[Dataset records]
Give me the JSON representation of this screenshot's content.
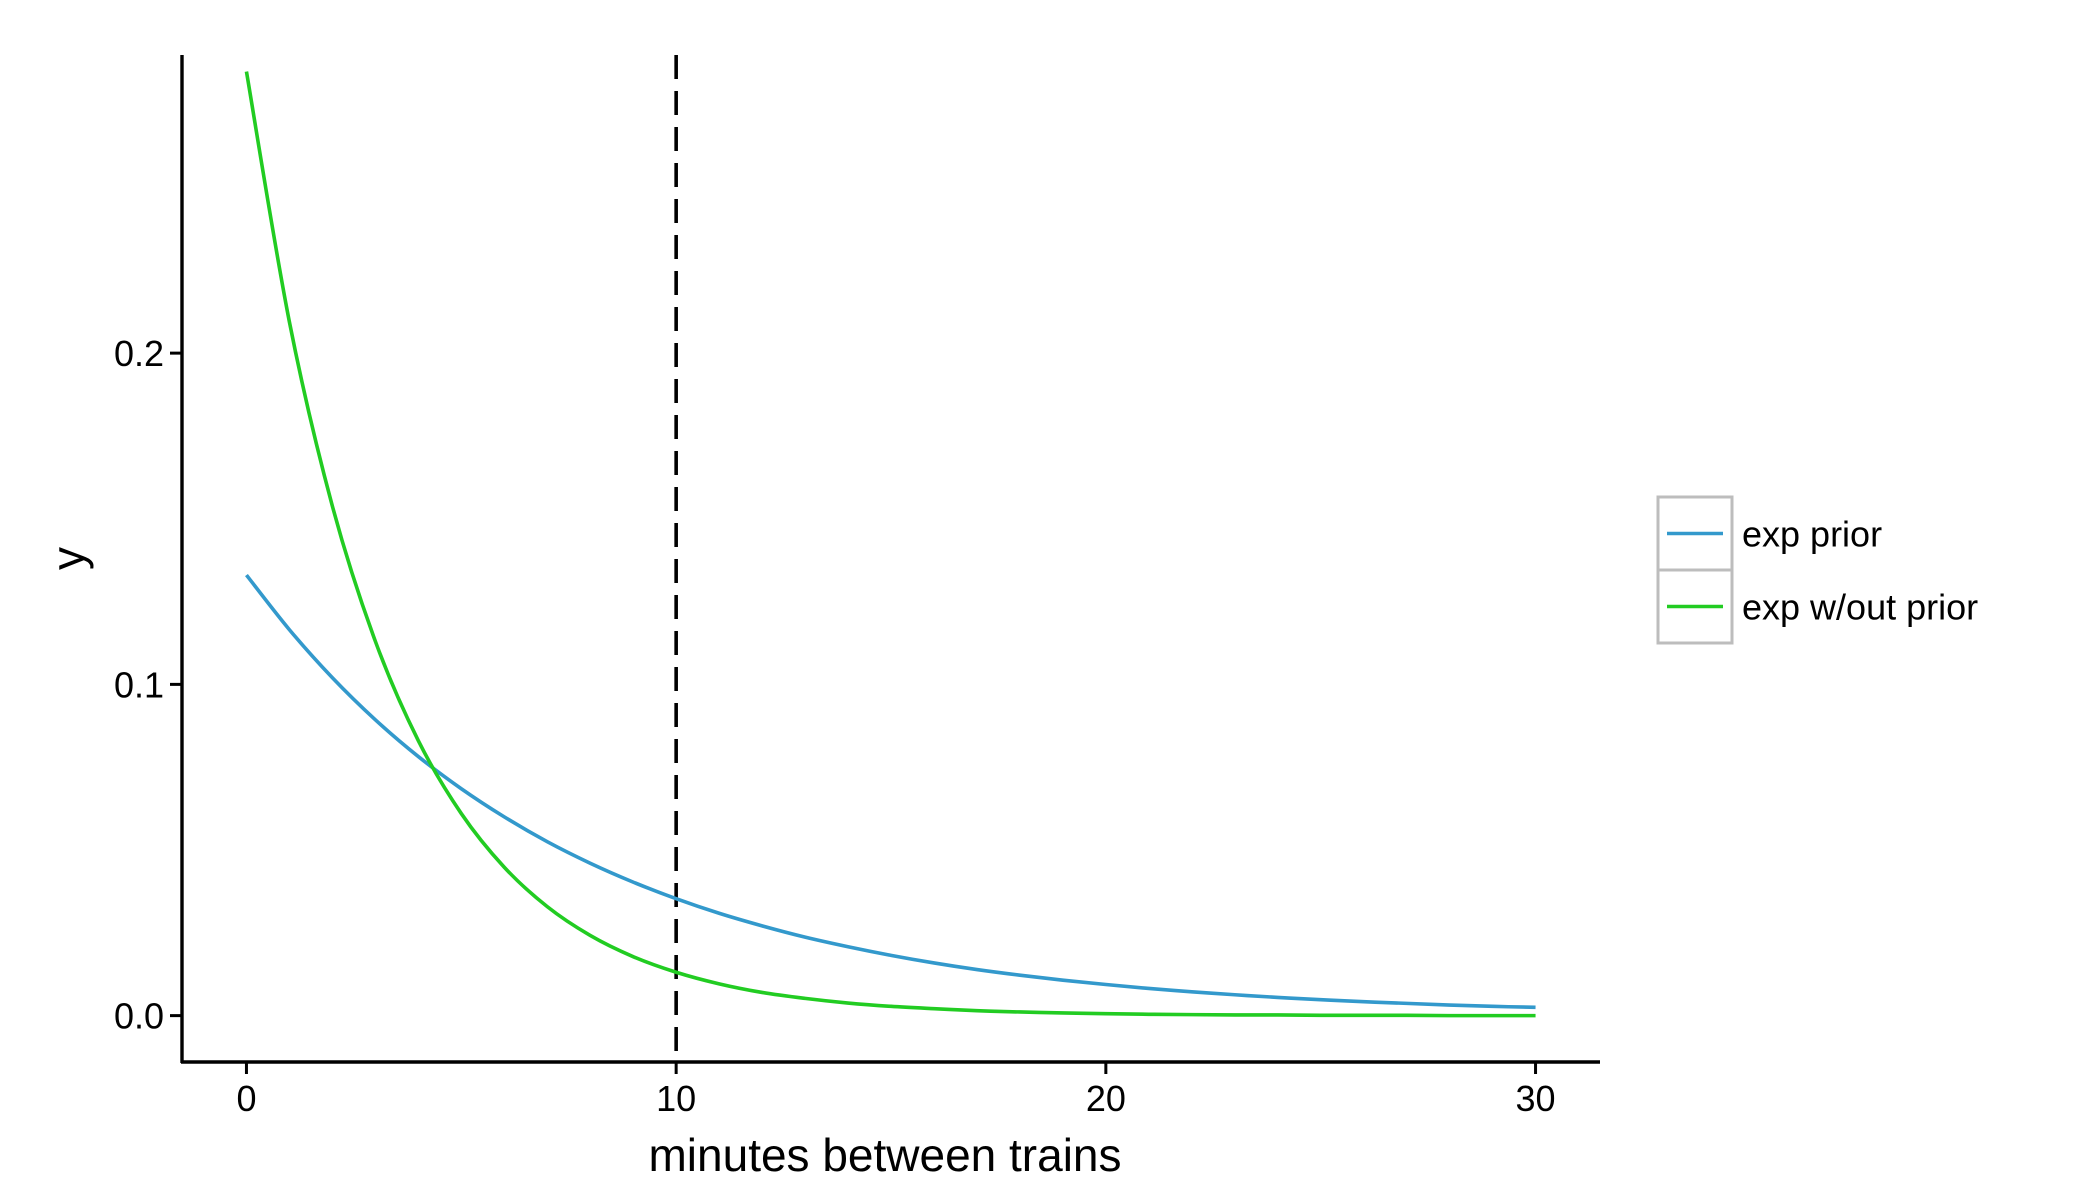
{
  "chart_data": {
    "type": "line",
    "title": "",
    "xlabel": "minutes between trains",
    "ylabel": "y",
    "xlim": [
      -1.5,
      31.5
    ],
    "ylim": [
      -0.014,
      0.29
    ],
    "x_ticks": [
      0,
      10,
      20,
      30
    ],
    "x_tick_labels": [
      "0",
      "10",
      "20",
      "30"
    ],
    "y_ticks": [
      0.0,
      0.1,
      0.2
    ],
    "y_tick_labels": [
      "0.0",
      "0.1",
      "0.2"
    ],
    "grid": false,
    "legend_position": "right",
    "reference_lines": [
      {
        "axis": "x",
        "value": 10,
        "style": "dashed",
        "color": "#000000"
      }
    ],
    "series": [
      {
        "name": "exp prior",
        "color": "#3399cc",
        "x": [
          0,
          1,
          2,
          3,
          4,
          5,
          6,
          7,
          8,
          9,
          10,
          11,
          12,
          13,
          14,
          15,
          16,
          17,
          18,
          19,
          20,
          21,
          22,
          23,
          24,
          25,
          26,
          27,
          28,
          29,
          30
        ],
        "y": [
          0.133,
          0.1165,
          0.102,
          0.0893,
          0.0782,
          0.0685,
          0.06,
          0.0525,
          0.046,
          0.0403,
          0.0353,
          0.0309,
          0.0271,
          0.0237,
          0.0208,
          0.0182,
          0.0159,
          0.0139,
          0.0122,
          0.0107,
          0.0094,
          0.0082,
          0.0072,
          0.0063,
          0.0055,
          0.0048,
          0.0042,
          0.0037,
          0.0032,
          0.0028,
          0.0025
        ]
      },
      {
        "name": "exp w/out prior",
        "color": "#22cc22",
        "x": [
          0,
          1,
          2,
          3,
          4,
          5,
          6,
          7,
          8,
          9,
          10,
          11,
          12,
          13,
          14,
          15,
          16,
          17,
          18,
          19,
          20,
          21,
          22,
          23,
          24,
          25,
          26,
          27,
          28,
          29,
          30
        ],
        "y": [
          0.285,
          0.2094,
          0.1538,
          0.113,
          0.083,
          0.061,
          0.0448,
          0.0329,
          0.0242,
          0.0178,
          0.0131,
          0.0096,
          0.007,
          0.0052,
          0.0038,
          0.0028,
          0.0021,
          0.0015,
          0.0011,
          0.0008,
          0.0006,
          0.0004,
          0.0003,
          0.0002,
          0.0002,
          0.0001,
          0.0001,
          0.0001,
          0.0,
          0.0,
          0.0
        ]
      }
    ]
  }
}
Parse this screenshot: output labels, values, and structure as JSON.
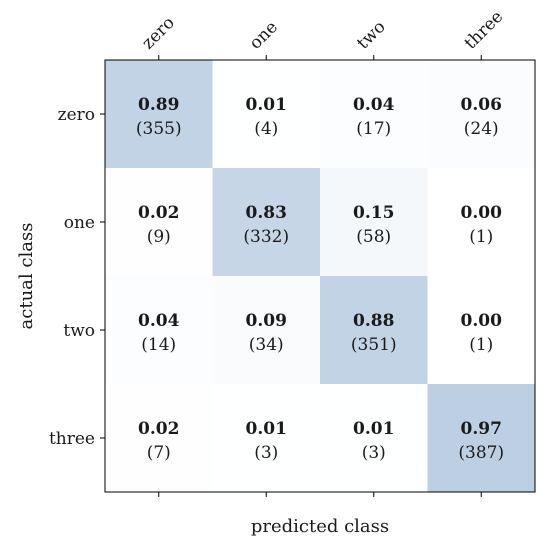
{
  "chart_data": {
    "type": "heatmap",
    "title": "",
    "xlabel": "predicted class",
    "ylabel": "actual class",
    "x_categories": [
      "zero",
      "one",
      "two",
      "three"
    ],
    "y_categories": [
      "zero",
      "one",
      "two",
      "three"
    ],
    "values": [
      [
        0.89,
        0.01,
        0.04,
        0.06
      ],
      [
        0.02,
        0.83,
        0.15,
        0.0
      ],
      [
        0.04,
        0.09,
        0.88,
        0.0
      ],
      [
        0.02,
        0.01,
        0.01,
        0.97
      ]
    ],
    "counts": [
      [
        355,
        4,
        17,
        24
      ],
      [
        9,
        332,
        58,
        1
      ],
      [
        14,
        34,
        351,
        1
      ],
      [
        7,
        3,
        3,
        387
      ]
    ],
    "value_labels": [
      [
        "0.89",
        "0.01",
        "0.04",
        "0.06"
      ],
      [
        "0.02",
        "0.83",
        "0.15",
        "0.00"
      ],
      [
        "0.04",
        "0.09",
        "0.88",
        "0.00"
      ],
      [
        "0.02",
        "0.01",
        "0.01",
        "0.97"
      ]
    ],
    "count_labels": [
      [
        "(355)",
        "(4)",
        "(17)",
        "(24)"
      ],
      [
        "(9)",
        "(332)",
        "(58)",
        "(1)"
      ],
      [
        "(14)",
        "(34)",
        "(351)",
        "(1)"
      ],
      [
        "(7)",
        "(3)",
        "(3)",
        "(387)"
      ]
    ],
    "colormap": {
      "low": "#ffffff",
      "high": "#bccfe3",
      "min_value": 0.0,
      "max_value": 0.97
    },
    "x_tick_position": "top",
    "grid": false
  }
}
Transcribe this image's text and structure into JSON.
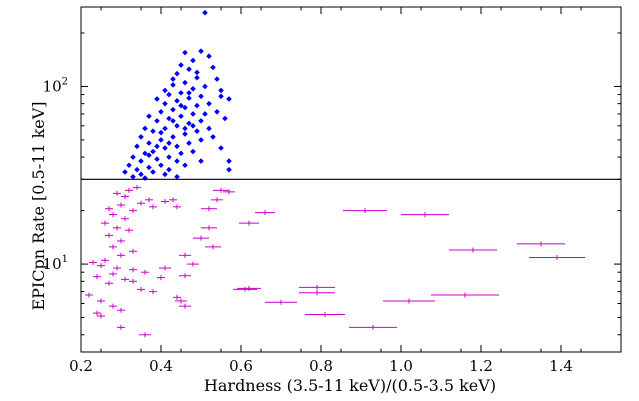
{
  "chart_data": {
    "type": "scatter",
    "title": "",
    "xlabel": "Hardness (3.5-11 keV)/(0.5-3.5 keV)",
    "ylabel": "EPICpn Rate [0.5-11 keV]",
    "xlim": [
      0.2,
      1.55
    ],
    "ylim": [
      3.2,
      280
    ],
    "yscale": "log",
    "xticks": [
      0.2,
      0.4,
      0.6,
      0.8,
      1.0,
      1.2,
      1.4
    ],
    "xtick_labels": [
      "0.2",
      "0.4",
      "0.6",
      "0.8",
      "1.0",
      "1.2",
      "1.4"
    ],
    "yticks": [
      10,
      100
    ],
    "ytick_labels_base": [
      "10",
      "10"
    ],
    "ytick_labels_exp": [
      "1",
      "2"
    ],
    "threshold_line": 30,
    "grid": false,
    "series": [
      {
        "color": "#0000ff",
        "marker": "diamond",
        "points": [
          {
            "x": 0.51,
            "y": 260
          },
          {
            "x": 0.46,
            "y": 155
          },
          {
            "x": 0.5,
            "y": 158
          },
          {
            "x": 0.52,
            "y": 148
          },
          {
            "x": 0.48,
            "y": 140
          },
          {
            "x": 0.45,
            "y": 132
          },
          {
            "x": 0.53,
            "y": 128
          },
          {
            "x": 0.47,
            "y": 125
          },
          {
            "x": 0.44,
            "y": 118
          },
          {
            "x": 0.49,
            "y": 112
          },
          {
            "x": 0.54,
            "y": 110
          },
          {
            "x": 0.46,
            "y": 105
          },
          {
            "x": 0.43,
            "y": 102
          },
          {
            "x": 0.51,
            "y": 100
          },
          {
            "x": 0.48,
            "y": 97
          },
          {
            "x": 0.55,
            "y": 95
          },
          {
            "x": 0.45,
            "y": 92
          },
          {
            "x": 0.42,
            "y": 90
          },
          {
            "x": 0.5,
            "y": 88
          },
          {
            "x": 0.47,
            "y": 86
          },
          {
            "x": 0.57,
            "y": 85
          },
          {
            "x": 0.44,
            "y": 83
          },
          {
            "x": 0.41,
            "y": 80
          },
          {
            "x": 0.52,
            "y": 80
          },
          {
            "x": 0.49,
            "y": 78
          },
          {
            "x": 0.46,
            "y": 76
          },
          {
            "x": 0.43,
            "y": 74
          },
          {
            "x": 0.4,
            "y": 72
          },
          {
            "x": 0.54,
            "y": 72
          },
          {
            "x": 0.48,
            "y": 70
          },
          {
            "x": 0.45,
            "y": 68
          },
          {
            "x": 0.42,
            "y": 66
          },
          {
            "x": 0.39,
            "y": 64
          },
          {
            "x": 0.5,
            "y": 64
          },
          {
            "x": 0.56,
            "y": 66
          },
          {
            "x": 0.47,
            "y": 62
          },
          {
            "x": 0.44,
            "y": 60
          },
          {
            "x": 0.41,
            "y": 58
          },
          {
            "x": 0.38,
            "y": 56
          },
          {
            "x": 0.52,
            "y": 58
          },
          {
            "x": 0.49,
            "y": 56
          },
          {
            "x": 0.46,
            "y": 54
          },
          {
            "x": 0.43,
            "y": 52
          },
          {
            "x": 0.4,
            "y": 50
          },
          {
            "x": 0.37,
            "y": 48
          },
          {
            "x": 0.5,
            "y": 50
          },
          {
            "x": 0.47,
            "y": 48
          },
          {
            "x": 0.44,
            "y": 46
          },
          {
            "x": 0.41,
            "y": 45
          },
          {
            "x": 0.38,
            "y": 43
          },
          {
            "x": 0.36,
            "y": 42
          },
          {
            "x": 0.45,
            "y": 42
          },
          {
            "x": 0.48,
            "y": 43
          },
          {
            "x": 0.42,
            "y": 40
          },
          {
            "x": 0.39,
            "y": 39
          },
          {
            "x": 0.35,
            "y": 38
          },
          {
            "x": 0.44,
            "y": 38
          },
          {
            "x": 0.4,
            "y": 36
          },
          {
            "x": 0.37,
            "y": 35
          },
          {
            "x": 0.34,
            "y": 34
          },
          {
            "x": 0.42,
            "y": 34
          },
          {
            "x": 0.46,
            "y": 36
          },
          {
            "x": 0.38,
            "y": 33
          },
          {
            "x": 0.35,
            "y": 32
          },
          {
            "x": 0.33,
            "y": 31
          },
          {
            "x": 0.41,
            "y": 32
          },
          {
            "x": 0.36,
            "y": 30.5
          },
          {
            "x": 0.44,
            "y": 31
          },
          {
            "x": 0.5,
            "y": 38
          },
          {
            "x": 0.57,
            "y": 38
          },
          {
            "x": 0.57,
            "y": 34
          },
          {
            "x": 0.55,
            "y": 45
          },
          {
            "x": 0.53,
            "y": 52
          },
          {
            "x": 0.51,
            "y": 70
          },
          {
            "x": 0.55,
            "y": 88
          },
          {
            "x": 0.43,
            "y": 110
          },
          {
            "x": 0.41,
            "y": 95
          },
          {
            "x": 0.39,
            "y": 85
          },
          {
            "x": 0.37,
            "y": 68
          },
          {
            "x": 0.36,
            "y": 58
          },
          {
            "x": 0.35,
            "y": 52
          },
          {
            "x": 0.34,
            "y": 46
          },
          {
            "x": 0.33,
            "y": 40
          },
          {
            "x": 0.32,
            "y": 36
          },
          {
            "x": 0.31,
            "y": 33
          },
          {
            "x": 0.47,
            "y": 92
          },
          {
            "x": 0.49,
            "y": 120
          },
          {
            "x": 0.45,
            "y": 78
          },
          {
            "x": 0.43,
            "y": 64
          },
          {
            "x": 0.4,
            "y": 55
          },
          {
            "x": 0.46,
            "y": 58
          },
          {
            "x": 0.39,
            "y": 46
          },
          {
            "x": 0.37,
            "y": 41
          },
          {
            "x": 0.42,
            "y": 48
          },
          {
            "x": 0.48,
            "y": 60
          }
        ]
      },
      {
        "color": "#cc00cc",
        "marker": "errorbar",
        "points": [
          {
            "x": 0.34,
            "y": 27,
            "xerr": 0.01
          },
          {
            "x": 0.32,
            "y": 26,
            "xerr": 0.01
          },
          {
            "x": 0.29,
            "y": 25,
            "xerr": 0.01
          },
          {
            "x": 0.31,
            "y": 24,
            "xerr": 0.01
          },
          {
            "x": 0.37,
            "y": 23,
            "xerr": 0.01
          },
          {
            "x": 0.43,
            "y": 23,
            "xerr": 0.01
          },
          {
            "x": 0.41,
            "y": 22.5,
            "xerr": 0.01
          },
          {
            "x": 0.35,
            "y": 22,
            "xerr": 0.01
          },
          {
            "x": 0.3,
            "y": 21.5,
            "xerr": 0.01
          },
          {
            "x": 0.38,
            "y": 21,
            "xerr": 0.01
          },
          {
            "x": 0.44,
            "y": 21,
            "xerr": 0.01
          },
          {
            "x": 0.27,
            "y": 20.5,
            "xerr": 0.01
          },
          {
            "x": 0.33,
            "y": 20,
            "xerr": 0.01
          },
          {
            "x": 0.28,
            "y": 19,
            "xerr": 0.01
          },
          {
            "x": 0.31,
            "y": 18,
            "xerr": 0.01
          },
          {
            "x": 0.26,
            "y": 17,
            "xerr": 0.01
          },
          {
            "x": 0.29,
            "y": 16,
            "xerr": 0.01
          },
          {
            "x": 0.32,
            "y": 15.5,
            "xerr": 0.01
          },
          {
            "x": 0.27,
            "y": 14.5,
            "xerr": 0.01
          },
          {
            "x": 0.3,
            "y": 13.5,
            "xerr": 0.01
          },
          {
            "x": 0.28,
            "y": 12.5,
            "xerr": 0.01
          },
          {
            "x": 0.33,
            "y": 11.8,
            "xerr": 0.01
          },
          {
            "x": 0.3,
            "y": 11.2,
            "xerr": 0.01
          },
          {
            "x": 0.26,
            "y": 10.5,
            "xerr": 0.01
          },
          {
            "x": 0.23,
            "y": 10.2,
            "xerr": 0.01
          },
          {
            "x": 0.25,
            "y": 9.8,
            "xerr": 0.01
          },
          {
            "x": 0.29,
            "y": 9.5,
            "xerr": 0.01
          },
          {
            "x": 0.33,
            "y": 9.3,
            "xerr": 0.01
          },
          {
            "x": 0.36,
            "y": 9.0,
            "xerr": 0.01
          },
          {
            "x": 0.28,
            "y": 8.8,
            "xerr": 0.01
          },
          {
            "x": 0.24,
            "y": 8.5,
            "xerr": 0.01
          },
          {
            "x": 0.31,
            "y": 8.2,
            "xerr": 0.01
          },
          {
            "x": 0.27,
            "y": 7.8,
            "xerr": 0.01
          },
          {
            "x": 0.22,
            "y": 6.7,
            "xerr": 0.01
          },
          {
            "x": 0.25,
            "y": 6.2,
            "xerr": 0.01
          },
          {
            "x": 0.28,
            "y": 5.8,
            "xerr": 0.01
          },
          {
            "x": 0.24,
            "y": 5.3,
            "xerr": 0.01
          },
          {
            "x": 0.25,
            "y": 5.1,
            "xerr": 0.01
          },
          {
            "x": 0.3,
            "y": 5.5,
            "xerr": 0.01
          },
          {
            "x": 0.3,
            "y": 4.4,
            "xerr": 0.01
          },
          {
            "x": 0.36,
            "y": 4.0,
            "xerr": 0.015
          },
          {
            "x": 0.35,
            "y": 7.2,
            "xerr": 0.01
          },
          {
            "x": 0.38,
            "y": 7.0,
            "xerr": 0.01
          },
          {
            "x": 0.4,
            "y": 8.4,
            "xerr": 0.01
          },
          {
            "x": 0.33,
            "y": 8.0,
            "xerr": 0.01
          },
          {
            "x": 0.41,
            "y": 9.5,
            "xerr": 0.015
          },
          {
            "x": 0.45,
            "y": 6.2,
            "xerr": 0.015
          },
          {
            "x": 0.46,
            "y": 5.8,
            "xerr": 0.015
          },
          {
            "x": 0.44,
            "y": 6.5,
            "xerr": 0.01
          },
          {
            "x": 0.46,
            "y": 8.6,
            "xerr": 0.015
          },
          {
            "x": 0.46,
            "y": 11.2,
            "xerr": 0.015
          },
          {
            "x": 0.48,
            "y": 10.0,
            "xerr": 0.015
          },
          {
            "x": 0.5,
            "y": 14.0,
            "xerr": 0.02
          },
          {
            "x": 0.52,
            "y": 16.0,
            "xerr": 0.02
          },
          {
            "x": 0.53,
            "y": 12.5,
            "xerr": 0.02
          },
          {
            "x": 0.52,
            "y": 20.5,
            "xerr": 0.02
          },
          {
            "x": 0.55,
            "y": 26.0,
            "xerr": 0.02
          },
          {
            "x": 0.57,
            "y": 25.5,
            "xerr": 0.015
          },
          {
            "x": 0.54,
            "y": 23.0,
            "xerr": 0.015
          },
          {
            "x": 0.61,
            "y": 7.2,
            "xerr": 0.03
          },
          {
            "x": 0.62,
            "y": 7.3,
            "xerr": 0.03
          },
          {
            "x": 0.62,
            "y": 17.0,
            "xerr": 0.025
          },
          {
            "x": 0.66,
            "y": 19.5,
            "xerr": 0.025
          },
          {
            "x": 0.7,
            "y": 6.1,
            "xerr": 0.04
          },
          {
            "x": 0.79,
            "y": 7.4,
            "xerr": 0.045
          },
          {
            "x": 0.79,
            "y": 6.9,
            "xerr": 0.045
          },
          {
            "x": 0.81,
            "y": 5.2,
            "xerr": 0.05
          },
          {
            "x": 0.91,
            "y": 20.0,
            "xerr": 0.055
          },
          {
            "x": 0.93,
            "y": 4.4,
            "xerr": 0.06
          },
          {
            "x": 1.02,
            "y": 6.2,
            "xerr": 0.065
          },
          {
            "x": 1.06,
            "y": 19.0,
            "xerr": 0.06
          },
          {
            "x": 1.16,
            "y": 6.7,
            "xerr": 0.085
          },
          {
            "x": 1.18,
            "y": 12.0,
            "xerr": 0.06
          },
          {
            "x": 1.35,
            "y": 13.0,
            "xerr": 0.06
          },
          {
            "x": 1.39,
            "y": 10.9,
            "xerr": 0.07
          }
        ]
      }
    ]
  }
}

• What is asked: Copy every line in the listing above where the string "xlabel" turns up.

• Solution for this task:
    "xlabel": "minutes between trains",
    "xlabel": "predicted class",
    "xlabel": "Hardness (3.5-11 keV)/(0.5-3.5 keV)",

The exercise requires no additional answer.